**EXTRACTED MATERIAL:**
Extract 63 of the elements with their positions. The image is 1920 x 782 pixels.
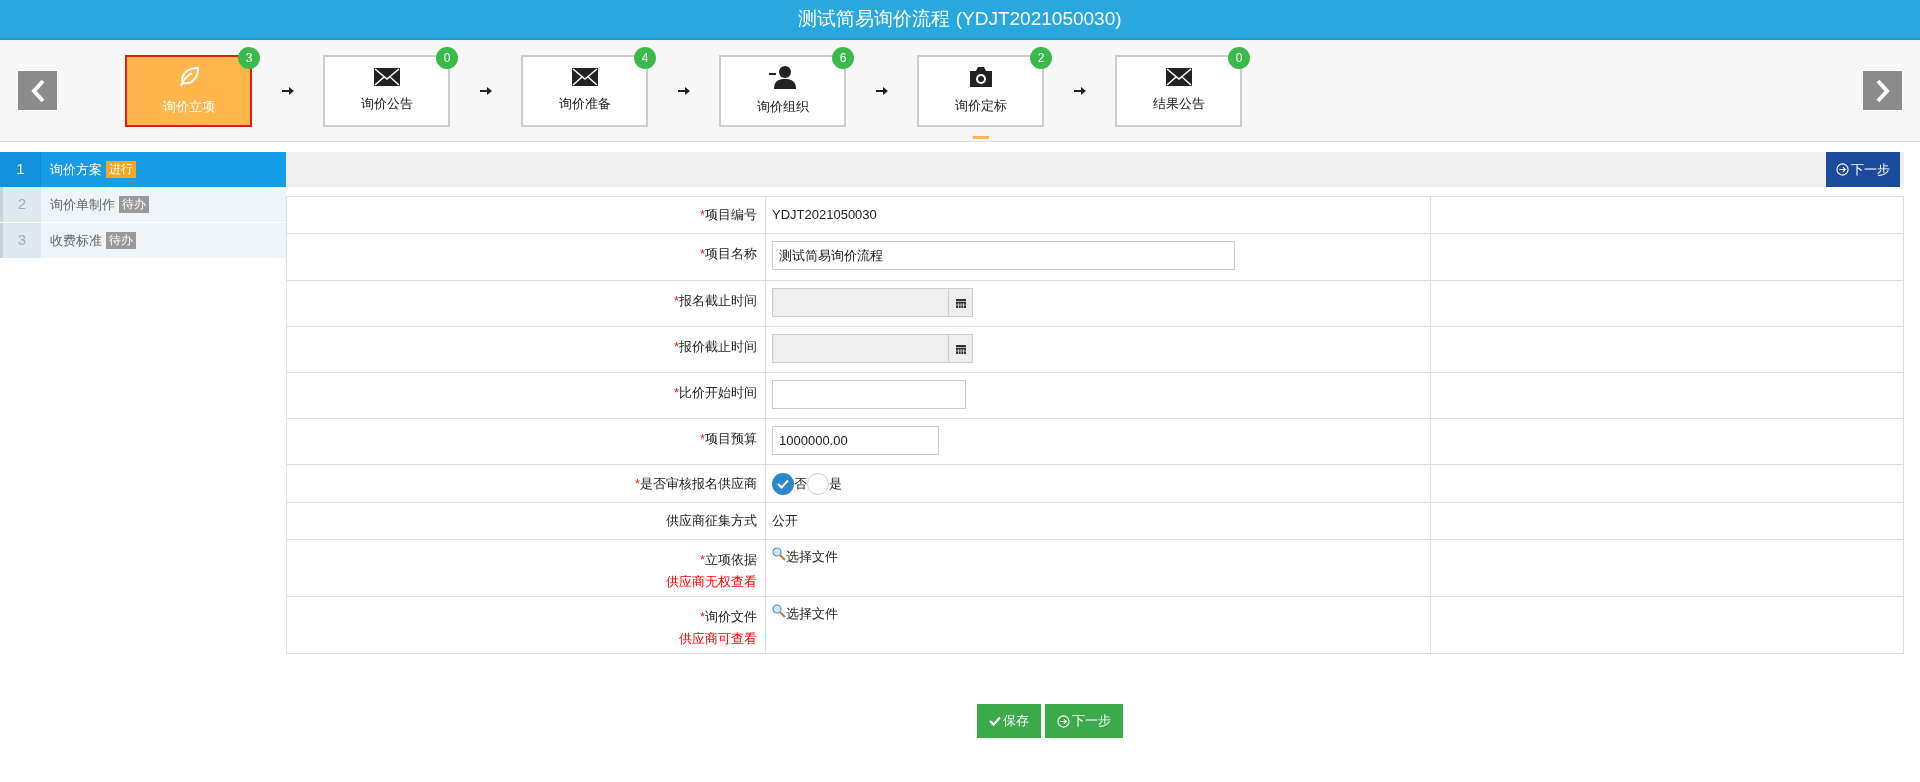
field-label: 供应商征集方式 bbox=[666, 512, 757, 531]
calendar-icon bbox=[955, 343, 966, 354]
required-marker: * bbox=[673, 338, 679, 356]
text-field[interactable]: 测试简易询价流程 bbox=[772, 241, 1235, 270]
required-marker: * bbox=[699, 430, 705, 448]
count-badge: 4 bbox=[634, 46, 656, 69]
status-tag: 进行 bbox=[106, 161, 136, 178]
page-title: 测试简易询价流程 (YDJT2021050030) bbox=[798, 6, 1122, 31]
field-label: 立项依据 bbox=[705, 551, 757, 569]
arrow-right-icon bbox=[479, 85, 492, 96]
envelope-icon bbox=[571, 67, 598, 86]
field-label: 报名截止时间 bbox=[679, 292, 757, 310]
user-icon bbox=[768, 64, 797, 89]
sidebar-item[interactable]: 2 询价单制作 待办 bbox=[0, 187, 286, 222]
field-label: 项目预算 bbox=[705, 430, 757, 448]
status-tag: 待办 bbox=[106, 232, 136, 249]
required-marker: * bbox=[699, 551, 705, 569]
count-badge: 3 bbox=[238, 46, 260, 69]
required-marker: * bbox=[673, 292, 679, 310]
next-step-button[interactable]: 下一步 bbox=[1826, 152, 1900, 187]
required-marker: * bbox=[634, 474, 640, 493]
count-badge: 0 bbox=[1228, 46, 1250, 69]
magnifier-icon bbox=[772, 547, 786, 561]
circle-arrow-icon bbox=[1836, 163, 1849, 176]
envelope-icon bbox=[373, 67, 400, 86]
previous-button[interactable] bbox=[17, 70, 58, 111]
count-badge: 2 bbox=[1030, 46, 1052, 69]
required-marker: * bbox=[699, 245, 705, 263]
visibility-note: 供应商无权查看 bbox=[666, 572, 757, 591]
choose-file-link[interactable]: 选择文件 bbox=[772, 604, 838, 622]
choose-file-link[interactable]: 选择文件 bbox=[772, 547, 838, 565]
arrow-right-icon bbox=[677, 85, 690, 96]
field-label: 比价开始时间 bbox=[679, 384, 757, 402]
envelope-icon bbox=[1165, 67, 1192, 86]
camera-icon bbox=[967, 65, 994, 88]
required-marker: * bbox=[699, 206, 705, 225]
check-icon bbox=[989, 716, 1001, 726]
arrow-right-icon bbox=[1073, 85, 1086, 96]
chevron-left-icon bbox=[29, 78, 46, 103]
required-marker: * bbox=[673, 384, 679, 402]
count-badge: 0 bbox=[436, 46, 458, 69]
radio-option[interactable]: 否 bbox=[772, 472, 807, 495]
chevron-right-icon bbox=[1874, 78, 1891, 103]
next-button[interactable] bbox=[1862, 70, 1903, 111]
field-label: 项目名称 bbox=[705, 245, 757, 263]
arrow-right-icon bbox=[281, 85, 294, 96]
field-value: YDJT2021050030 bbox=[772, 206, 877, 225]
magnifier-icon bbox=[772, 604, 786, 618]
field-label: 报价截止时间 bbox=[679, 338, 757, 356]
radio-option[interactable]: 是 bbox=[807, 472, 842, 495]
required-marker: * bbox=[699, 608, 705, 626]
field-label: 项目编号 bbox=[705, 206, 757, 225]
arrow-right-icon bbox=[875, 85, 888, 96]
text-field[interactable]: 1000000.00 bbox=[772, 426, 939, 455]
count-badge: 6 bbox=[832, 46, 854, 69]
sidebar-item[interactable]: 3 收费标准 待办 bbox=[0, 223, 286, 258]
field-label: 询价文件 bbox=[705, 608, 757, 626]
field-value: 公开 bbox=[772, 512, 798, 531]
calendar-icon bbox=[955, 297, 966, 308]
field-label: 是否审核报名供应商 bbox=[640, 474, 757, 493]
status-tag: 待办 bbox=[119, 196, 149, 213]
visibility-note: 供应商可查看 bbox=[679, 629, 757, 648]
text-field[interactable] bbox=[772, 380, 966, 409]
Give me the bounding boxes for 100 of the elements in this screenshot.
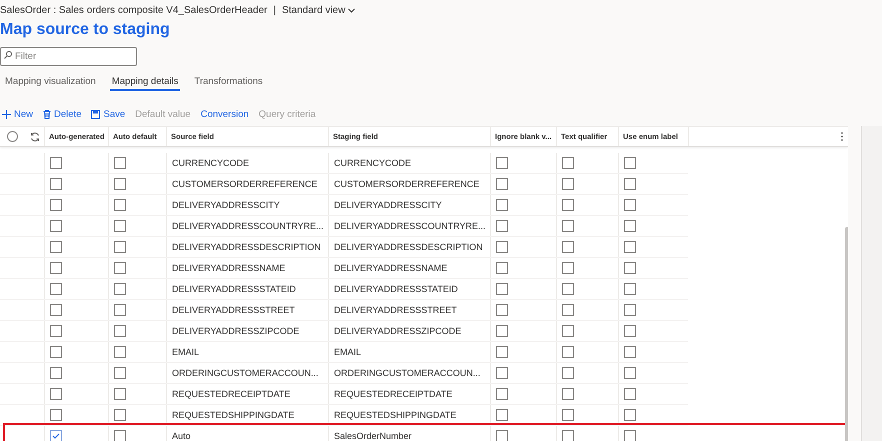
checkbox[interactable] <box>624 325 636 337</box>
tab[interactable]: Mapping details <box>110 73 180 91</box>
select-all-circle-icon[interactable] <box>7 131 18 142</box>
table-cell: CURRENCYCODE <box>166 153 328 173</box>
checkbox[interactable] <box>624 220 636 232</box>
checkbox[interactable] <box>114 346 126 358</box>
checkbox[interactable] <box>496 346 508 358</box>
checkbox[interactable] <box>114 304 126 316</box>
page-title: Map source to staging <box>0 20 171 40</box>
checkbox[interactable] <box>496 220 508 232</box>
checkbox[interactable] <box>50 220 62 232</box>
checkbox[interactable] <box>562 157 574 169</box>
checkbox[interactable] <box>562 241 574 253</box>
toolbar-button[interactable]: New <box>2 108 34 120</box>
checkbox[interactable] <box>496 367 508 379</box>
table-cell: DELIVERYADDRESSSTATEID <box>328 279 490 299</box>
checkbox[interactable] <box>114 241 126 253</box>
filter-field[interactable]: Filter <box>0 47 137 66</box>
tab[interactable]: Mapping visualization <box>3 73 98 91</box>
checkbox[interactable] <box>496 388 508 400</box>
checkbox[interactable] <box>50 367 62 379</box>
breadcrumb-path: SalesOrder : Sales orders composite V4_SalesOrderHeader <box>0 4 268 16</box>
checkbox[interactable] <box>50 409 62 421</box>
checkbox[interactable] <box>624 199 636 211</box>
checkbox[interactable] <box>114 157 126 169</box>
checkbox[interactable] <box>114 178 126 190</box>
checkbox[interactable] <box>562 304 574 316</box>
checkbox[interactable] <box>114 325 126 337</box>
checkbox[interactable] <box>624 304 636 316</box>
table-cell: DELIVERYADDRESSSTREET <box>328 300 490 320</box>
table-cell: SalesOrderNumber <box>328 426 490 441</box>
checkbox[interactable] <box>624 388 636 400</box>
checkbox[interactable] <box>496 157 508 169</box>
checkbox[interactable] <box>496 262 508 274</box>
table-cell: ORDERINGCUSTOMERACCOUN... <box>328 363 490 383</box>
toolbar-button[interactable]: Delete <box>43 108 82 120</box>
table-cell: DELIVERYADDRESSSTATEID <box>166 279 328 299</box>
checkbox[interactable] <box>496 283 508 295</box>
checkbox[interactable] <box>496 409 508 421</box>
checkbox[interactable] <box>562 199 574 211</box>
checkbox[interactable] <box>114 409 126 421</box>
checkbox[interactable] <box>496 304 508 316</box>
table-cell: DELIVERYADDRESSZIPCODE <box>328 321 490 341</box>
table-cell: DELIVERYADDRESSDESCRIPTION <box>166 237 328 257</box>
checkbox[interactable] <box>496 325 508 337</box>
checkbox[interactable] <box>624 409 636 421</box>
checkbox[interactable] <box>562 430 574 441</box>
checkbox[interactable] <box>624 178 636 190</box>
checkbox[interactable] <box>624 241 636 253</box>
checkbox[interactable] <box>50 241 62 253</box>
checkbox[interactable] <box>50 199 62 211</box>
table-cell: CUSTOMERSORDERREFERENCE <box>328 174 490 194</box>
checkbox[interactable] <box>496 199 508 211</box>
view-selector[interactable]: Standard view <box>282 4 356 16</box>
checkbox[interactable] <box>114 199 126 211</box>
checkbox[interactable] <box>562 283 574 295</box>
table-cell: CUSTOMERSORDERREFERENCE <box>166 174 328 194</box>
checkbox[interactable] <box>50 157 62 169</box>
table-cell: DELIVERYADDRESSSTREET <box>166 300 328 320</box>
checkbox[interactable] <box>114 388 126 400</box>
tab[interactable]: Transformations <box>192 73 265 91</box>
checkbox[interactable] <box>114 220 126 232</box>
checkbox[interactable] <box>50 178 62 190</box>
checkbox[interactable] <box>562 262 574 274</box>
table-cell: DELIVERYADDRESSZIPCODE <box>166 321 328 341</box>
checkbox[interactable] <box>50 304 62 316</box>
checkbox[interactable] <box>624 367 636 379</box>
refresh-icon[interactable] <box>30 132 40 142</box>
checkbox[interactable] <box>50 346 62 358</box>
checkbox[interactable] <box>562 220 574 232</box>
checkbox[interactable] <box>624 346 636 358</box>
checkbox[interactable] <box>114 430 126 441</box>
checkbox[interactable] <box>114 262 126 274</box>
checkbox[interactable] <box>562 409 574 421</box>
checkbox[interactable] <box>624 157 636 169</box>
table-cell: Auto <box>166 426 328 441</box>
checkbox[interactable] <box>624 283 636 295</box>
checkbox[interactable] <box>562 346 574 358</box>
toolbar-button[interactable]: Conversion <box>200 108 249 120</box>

**TASK DESCRIPTION:**
Could you retype the rows exactly, beginning at the line that has "checkbox[interactable] <box>624 325" and stopping after the line that has "table-cell: ORDERINGCUSTOMERACCOUN... <box>328"?

**TASK RESPONSE:**
checkbox[interactable] <box>624 325 636 337</box>
tab[interactable]: Mapping details <box>110 73 180 91</box>
select-all-circle-icon[interactable] <box>7 131 18 142</box>
table-cell: CURRENCYCODE <box>166 153 328 173</box>
checkbox[interactable] <box>624 220 636 232</box>
checkbox[interactable] <box>114 346 126 358</box>
checkbox[interactable] <box>496 346 508 358</box>
checkbox[interactable] <box>114 304 126 316</box>
page-title: Map source to staging <box>0 20 171 40</box>
checkbox[interactable] <box>496 220 508 232</box>
checkbox[interactable] <box>50 220 62 232</box>
checkbox[interactable] <box>562 157 574 169</box>
checkbox[interactable] <box>562 241 574 253</box>
toolbar-button[interactable]: New <box>2 108 34 120</box>
checkbox[interactable] <box>496 367 508 379</box>
table-cell: DELIVERYADDRESSSTATEID <box>328 279 490 299</box>
checkbox[interactable] <box>114 241 126 253</box>
filter-field[interactable]: Filter <box>0 47 137 66</box>
tab[interactable]: Mapping visualization <box>3 73 98 91</box>
checkbox[interactable] <box>496 388 508 400</box>
checkbox[interactable] <box>50 367 62 379</box>
breadcrumb-path: SalesOrder : Sales orders composite V4_SalesOrderHeader <box>0 4 268 16</box>
checkbox[interactable] <box>50 409 62 421</box>
checkbox[interactable] <box>624 199 636 211</box>
checkbox[interactable] <box>114 157 126 169</box>
checkbox[interactable] <box>114 178 126 190</box>
checkbox[interactable] <box>562 304 574 316</box>
checkbox[interactable] <box>114 325 126 337</box>
checkbox[interactable] <box>624 304 636 316</box>
table-cell: DELIVERYADDRESSSTREET <box>328 300 490 320</box>
table-cell: SalesOrderNumber <box>328 426 490 441</box>
checkbox[interactable] <box>624 388 636 400</box>
checkbox[interactable] <box>496 157 508 169</box>
checkbox[interactable] <box>496 262 508 274</box>
table-cell: ORDERINGCUSTOMERACCOUN... <box>328 363 490 383</box>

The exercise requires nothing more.